### DATA ENTRIES

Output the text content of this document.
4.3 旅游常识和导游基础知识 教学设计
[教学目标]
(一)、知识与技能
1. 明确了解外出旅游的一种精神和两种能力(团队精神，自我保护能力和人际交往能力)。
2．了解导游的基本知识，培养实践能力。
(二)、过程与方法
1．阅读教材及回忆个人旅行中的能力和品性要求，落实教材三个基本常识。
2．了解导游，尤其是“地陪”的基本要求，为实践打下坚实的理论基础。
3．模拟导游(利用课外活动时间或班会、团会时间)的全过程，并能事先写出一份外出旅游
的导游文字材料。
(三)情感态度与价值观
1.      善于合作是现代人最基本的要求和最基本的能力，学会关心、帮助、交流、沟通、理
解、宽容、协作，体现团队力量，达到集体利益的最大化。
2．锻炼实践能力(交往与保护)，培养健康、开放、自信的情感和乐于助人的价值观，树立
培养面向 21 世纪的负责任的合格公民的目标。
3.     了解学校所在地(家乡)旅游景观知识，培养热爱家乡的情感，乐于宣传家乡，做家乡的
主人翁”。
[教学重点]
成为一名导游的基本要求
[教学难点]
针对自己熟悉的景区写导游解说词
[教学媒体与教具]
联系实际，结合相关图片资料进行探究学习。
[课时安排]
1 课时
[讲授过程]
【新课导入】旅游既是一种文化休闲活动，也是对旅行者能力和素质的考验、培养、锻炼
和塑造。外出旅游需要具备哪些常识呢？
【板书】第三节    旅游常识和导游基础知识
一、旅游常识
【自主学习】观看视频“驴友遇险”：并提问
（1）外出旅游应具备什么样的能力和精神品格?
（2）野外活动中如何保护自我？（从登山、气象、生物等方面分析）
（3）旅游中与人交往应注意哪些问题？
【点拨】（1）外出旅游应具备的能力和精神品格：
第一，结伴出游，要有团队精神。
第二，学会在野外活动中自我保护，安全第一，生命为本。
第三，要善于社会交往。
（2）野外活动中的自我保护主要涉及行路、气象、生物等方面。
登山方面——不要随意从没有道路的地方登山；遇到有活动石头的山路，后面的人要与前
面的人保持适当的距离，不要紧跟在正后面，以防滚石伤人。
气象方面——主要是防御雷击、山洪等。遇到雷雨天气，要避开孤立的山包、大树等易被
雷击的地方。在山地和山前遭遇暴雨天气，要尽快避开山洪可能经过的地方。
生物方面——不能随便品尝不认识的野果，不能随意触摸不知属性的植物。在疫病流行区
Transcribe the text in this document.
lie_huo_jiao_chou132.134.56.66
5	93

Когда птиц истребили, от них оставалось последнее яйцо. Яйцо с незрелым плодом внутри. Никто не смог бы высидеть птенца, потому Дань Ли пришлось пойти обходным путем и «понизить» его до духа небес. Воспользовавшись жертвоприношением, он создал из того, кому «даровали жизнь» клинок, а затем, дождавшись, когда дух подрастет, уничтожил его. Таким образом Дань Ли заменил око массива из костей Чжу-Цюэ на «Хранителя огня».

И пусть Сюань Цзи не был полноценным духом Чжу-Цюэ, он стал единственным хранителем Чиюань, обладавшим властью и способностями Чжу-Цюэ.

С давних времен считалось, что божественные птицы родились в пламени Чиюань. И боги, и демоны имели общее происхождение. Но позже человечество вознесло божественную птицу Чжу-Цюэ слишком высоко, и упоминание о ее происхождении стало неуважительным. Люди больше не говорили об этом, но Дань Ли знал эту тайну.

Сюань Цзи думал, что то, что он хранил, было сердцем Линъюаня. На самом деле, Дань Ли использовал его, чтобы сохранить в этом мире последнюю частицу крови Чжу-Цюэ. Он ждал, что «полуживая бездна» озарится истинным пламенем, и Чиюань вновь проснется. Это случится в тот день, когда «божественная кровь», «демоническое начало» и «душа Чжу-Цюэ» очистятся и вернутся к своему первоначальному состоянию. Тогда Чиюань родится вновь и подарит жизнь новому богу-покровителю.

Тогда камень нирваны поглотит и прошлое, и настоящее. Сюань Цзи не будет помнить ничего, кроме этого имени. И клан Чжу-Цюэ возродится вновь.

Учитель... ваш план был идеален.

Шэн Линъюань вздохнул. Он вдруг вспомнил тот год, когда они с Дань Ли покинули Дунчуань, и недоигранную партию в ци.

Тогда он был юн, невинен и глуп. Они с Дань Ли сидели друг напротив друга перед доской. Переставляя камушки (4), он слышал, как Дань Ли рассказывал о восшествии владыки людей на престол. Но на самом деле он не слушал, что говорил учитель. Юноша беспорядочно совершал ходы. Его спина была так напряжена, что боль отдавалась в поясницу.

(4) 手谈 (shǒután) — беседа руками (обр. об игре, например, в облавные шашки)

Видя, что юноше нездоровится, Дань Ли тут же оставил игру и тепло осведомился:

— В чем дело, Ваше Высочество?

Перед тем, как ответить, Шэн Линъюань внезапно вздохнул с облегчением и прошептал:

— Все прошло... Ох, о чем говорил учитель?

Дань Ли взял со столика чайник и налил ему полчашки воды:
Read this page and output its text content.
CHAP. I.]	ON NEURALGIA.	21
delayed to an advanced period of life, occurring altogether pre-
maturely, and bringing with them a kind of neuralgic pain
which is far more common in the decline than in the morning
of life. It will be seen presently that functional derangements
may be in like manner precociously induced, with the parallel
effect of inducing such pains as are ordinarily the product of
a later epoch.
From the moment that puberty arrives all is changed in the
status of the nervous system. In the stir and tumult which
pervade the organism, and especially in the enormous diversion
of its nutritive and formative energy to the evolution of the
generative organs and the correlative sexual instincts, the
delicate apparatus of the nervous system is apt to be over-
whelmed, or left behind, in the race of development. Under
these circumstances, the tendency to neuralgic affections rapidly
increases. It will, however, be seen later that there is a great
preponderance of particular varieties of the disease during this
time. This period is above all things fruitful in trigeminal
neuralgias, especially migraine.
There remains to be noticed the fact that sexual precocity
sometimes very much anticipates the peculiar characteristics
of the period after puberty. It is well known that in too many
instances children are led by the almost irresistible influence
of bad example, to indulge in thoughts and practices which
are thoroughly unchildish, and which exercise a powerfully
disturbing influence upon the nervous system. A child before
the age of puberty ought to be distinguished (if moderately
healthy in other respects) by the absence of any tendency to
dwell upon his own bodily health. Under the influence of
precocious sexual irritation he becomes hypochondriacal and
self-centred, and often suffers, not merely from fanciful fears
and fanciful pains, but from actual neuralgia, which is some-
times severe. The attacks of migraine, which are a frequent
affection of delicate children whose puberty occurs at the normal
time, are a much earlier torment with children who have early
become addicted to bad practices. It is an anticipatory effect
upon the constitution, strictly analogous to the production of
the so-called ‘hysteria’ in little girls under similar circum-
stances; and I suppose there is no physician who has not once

### THE TASK
Nothing should be changed: write out all of the data as is.

### EXERCISE RESULT
Output the text content of this document.
4.3 旅游常识和导游基础知识 教学设计
[教学目标]
(一)、知识与技能
1. 明确了解外出旅游的一种精神和两种能力(团队精神，自我保护能力和人际交往能力)。
2．了解导游的基本知识，培养实践能力。
(二)、过程与方法
1．阅读教材及回忆个人旅行中的能力和品性要求，落实教材三个基本常识。
2．了解导游，尤其是“地陪”的基本要求，为实践打下坚实的理论基础。
3．模拟导游(利用课外活动时间或班会、团会时间)的全过程，并能事先写出一份外出旅游
的导游文字材料。
(三)情感态度与价值观
1.      善于合作是现代人最基本的要求和最基本的能力，学会关心、帮助、交流、沟通、理
解、宽容、协作，体现团队力量，达到集体利益的最大化。
2．锻炼实践能力(交往与保护)，培养健康、开放、自信的情感和乐于助人的价值观，树立
培养面向 21 世纪的负责任的合格公民的目标。
3.     了解学校所在地(家乡)旅游景观知识，培养热爱家乡的情感，乐于宣传家乡，做家乡的
主人翁”。
[教学重点]
成为一名导游的基本要求
[教学难点]
针对自己熟悉的景区写导游解说词
[教学媒体与教具]
联系实际，结合相关图片资料进行探究学习。
[课时安排]
1 课时
[讲授过程]
【新课导入】旅游既是一种文化休闲活动，也是对旅行者能力和素质的考验、培养、锻炼
和塑造。外出旅游需要具备哪些常识呢？
【板书】第三节    旅游常识和导游基础知识
一、旅游常识
【自主学习】观看视频“驴友遇险”：并提问
（1）外出旅游应具备什么样的能力和精神品格?
（2）野外活动中如何保护自我？（从登山、气象、生物等方面分析）
（3）旅游中与人交往应注意哪些问题？
【点拨】（1）外出旅游应具备的能力和精神品格：
第一，结伴出游，要有团队精神。
第二，学会在野外活动中自我保护，安全第一，生命为本。
第三，要善于社会交往。
（2）野外活动中的自我保护主要涉及行路、气象、生物等方面。
登山方面——不要随意从没有道路的地方登山；遇到有活动石头的山路，后面的人要与前
面的人保持适当的距离，不要紧跟在正后面，以防滚石伤人。
气象方面——主要是防御雷击、山洪等。遇到雷雨天气，要避开孤立的山包、大树等易被
雷击的地方。在山地和山前遭遇暴雨天气，要尽快避开山洪可能经过的地方。
生物方面——不能随便品尝不认识的野果，不能随意触摸不知属性的植物。在疫病流行区
Transcribe the text in this document.
lie_huo_jiao_chou132.134.56.66
5	93

Когда птиц истребили, от них оставалось последнее яйцо. Яйцо с незрелым плодом внутри. Никто не смог бы высидеть птенца, потому Дань Ли пришлось пойти обходным путем и «понизить» его до духа небес. Воспользовавшись жертвоприношением, он создал из того, кому «даровали жизнь» клинок, а затем, дождавшись, когда дух подрастет, уничтожил его. Таким образом Дань Ли заменил око массива из костей Чжу-Цюэ на «Хранителя огня».

И пусть Сюань Цзи не был полноценным духом Чжу-Цюэ, он стал единственным хранителем Чиюань, обладавшим властью и способностями Чжу-Цюэ.

С давних времен считалось, что божественные птицы родились в пламени Чиюань. И боги, и демоны имели общее происхождение. Но позже человечество вознесло божественную птицу Чжу-Цюэ слишком высоко, и упоминание о ее происхождении стало неуважительным. Люди больше не говорили об этом, но Дань Ли знал эту тайну.

Сюань Цзи думал, что то, что он хранил, было сердцем Линъюаня. На самом деле, Дань Ли использовал его, чтобы сохранить в этом мире последнюю частицу крови Чжу-Цюэ. Он ждал, что «полуживая бездна» озарится истинным пламенем, и Чиюань вновь проснется. Это случится в тот день, когда «божественная кровь», «демоническое начало» и «душа Чжу-Цюэ» очистятся и вернутся к своему первоначальному состоянию. Тогда Чиюань родится вновь и подарит жизнь новому богу-покровителю.

Тогда камень нирваны поглотит и прошлое, и настоящее. Сюань Цзи не будет помнить ничего, кроме этого имени. И клан Чжу-Цюэ возродится вновь.

Учитель... ваш план был идеален.

Шэн Линъюань вздохнул. Он вдруг вспомнил тот год, когда они с Дань Ли покинули Дунчуань, и недоигранную партию в ци.

Тогда он был юн, невинен и глуп. Они с Дань Ли сидели друг напротив друга перед доской. Переставляя камушки (4), он слышал, как Дань Ли рассказывал о восшествии владыки людей на престол. Но на самом деле он не слушал, что говорил учитель. Юноша беспорядочно совершал ходы. Его спина была так напряжена, что боль отдавалась в поясницу.

(4) 手谈 (shǒután) — беседа руками (обр. об игре, например, в облавные шашки)

Видя, что юноше нездоровится, Дань Ли тут же оставил игру и тепло осведомился:

— В чем дело, Ваше Высочество?

Перед тем, как ответить, Шэн Линъюань внезапно вздохнул с облегчением и прошептал:

— Все прошло... Ох, о чем говорил учитель?

Дань Ли взял со столика чайник и налил ему полчашки воды:
Read this page and output its text content.
CHAP. I.]	ON NEURALGIA.	21
delayed to an advanced period of life, occurring altogether pre-
maturely, and bringing with them a kind of neuralgic pain
which is far more common in the decline than in the morning
of life. It will be seen presently that functional derangements
may be in like manner precociously induced, with the parallel
effect of inducing such pains as are ordinarily the product of
a later epoch.
From the moment that puberty arrives all is changed in the
status of the nervous system. In the stir and tumult which
pervade the organism, and especially in the enormous diversion
of its nutritive and formative energy to the evolution of the
generative organs and the correlative sexual instincts, the
delicate apparatus of the nervous system is apt to be over-
whelmed, or left behind, in the race of development. Under
these circumstances, the tendency to neuralgic affections rapidly
increases. It will, however, be seen later that there is a great
preponderance of particular varieties of the disease during this
time. This period is above all things fruitful in trigeminal
neuralgias, especially migraine.
There remains to be noticed the fact that sexual precocity
sometimes very much anticipates the peculiar characteristics
of the period after puberty. It is well known that in too many
instances children are led by the almost irresistible influence
of bad example, to indulge in thoughts and practices which
are thoroughly unchildish, and which exercise a powerfully
disturbing influence upon the nervous system. A child before
the age of puberty ought to be distinguished (if moderately
healthy in other respects) by the absence of any tendency to
dwell upon his own bodily health. Under the influence of
precocious sexual irritation he becomes hypochondriacal and
self-centred, and often suffers, not merely from fanciful fears
and fanciful pains, but from actual neuralgia, which is some-
times severe. The attacks of migraine, which are a frequent
affection of delicate children whose puberty occurs at the normal
time, are a much earlier torment with children who have early
become addicted to bad practices. It is an anticipatory effect
upon the constitution, strictly analogous to the production of
the so-called ‘hysteria’ in little girls under similar circum-
stances; and I suppose there is no physician who has not once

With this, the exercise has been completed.